▶ [Saved entries]:
- - - -

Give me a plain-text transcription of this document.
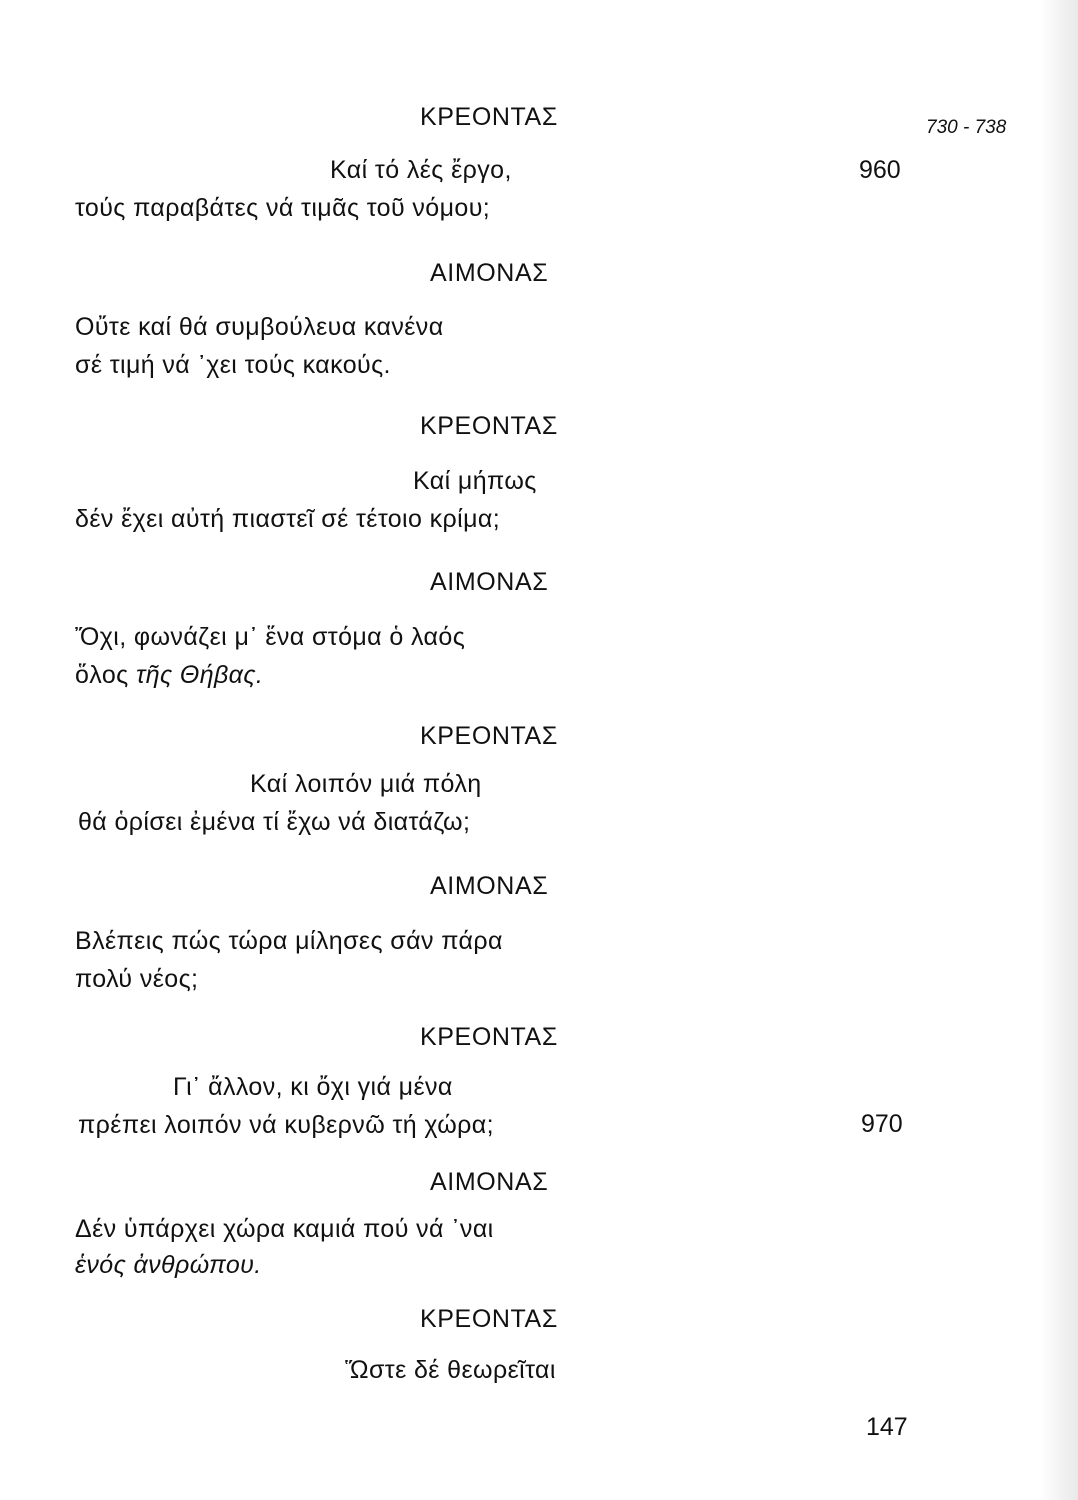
730 - 738
ΚΡΕΟΝΤΑΣ
Καί τό λές ἔργο,	960
τούς παραβάτες νά τιμᾶς τοῦ νόμου;
ΑΙΜΟΝΑΣ
Οὔτε καί θά συμβούλευα κανένα
σέ τιμή νά ᾿χει τούς κακούς.
ΚΡΕΟΝΤΑΣ
Καί μήπως
δέν ἔχει αὐτή πιαστεῖ σέ τέτοιο κρίμα;
ΑΙΜΟΝΑΣ
Ὄχι, φωνάζει μ᾿ ἕνα στόμα ὁ λαός
ὅλος τῆς Θήβας.
ΚΡΕΟΝΤΑΣ
Καί λοιπόν μιά πόλη
θά ὁρίσει ἐμένα τί ἔχω νά διατάζω;
ΑΙΜΟΝΑΣ
Βλέπεις πώς τώρα μίλησες σάν πάρα
πολύ νέος;
ΚΡΕΟΝΤΑΣ
Γι᾿ ἄλλον, κι ὄχι γιά μένα
πρέπει λοιπόν νά κυβερνῶ τή χώρα;	970
ΑΙΜΟΝΑΣ
Δέν ὑπάρχει χώρα καμιά πού νά ᾿ναι
ἑνός ἀνθρώπου.
ΚΡΕΟΝΤΑΣ
Ὥστε δέ θεωρεῖται
147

- - - -

▶ [Work instructions]:
Copy each line from the records above that includes the string "λοιπόν".

▶ [Task answer]:
Καί λοιπόν μιά πόλη
πρέπει λοιπόν νά κυβερνῶ τή χώρα;	970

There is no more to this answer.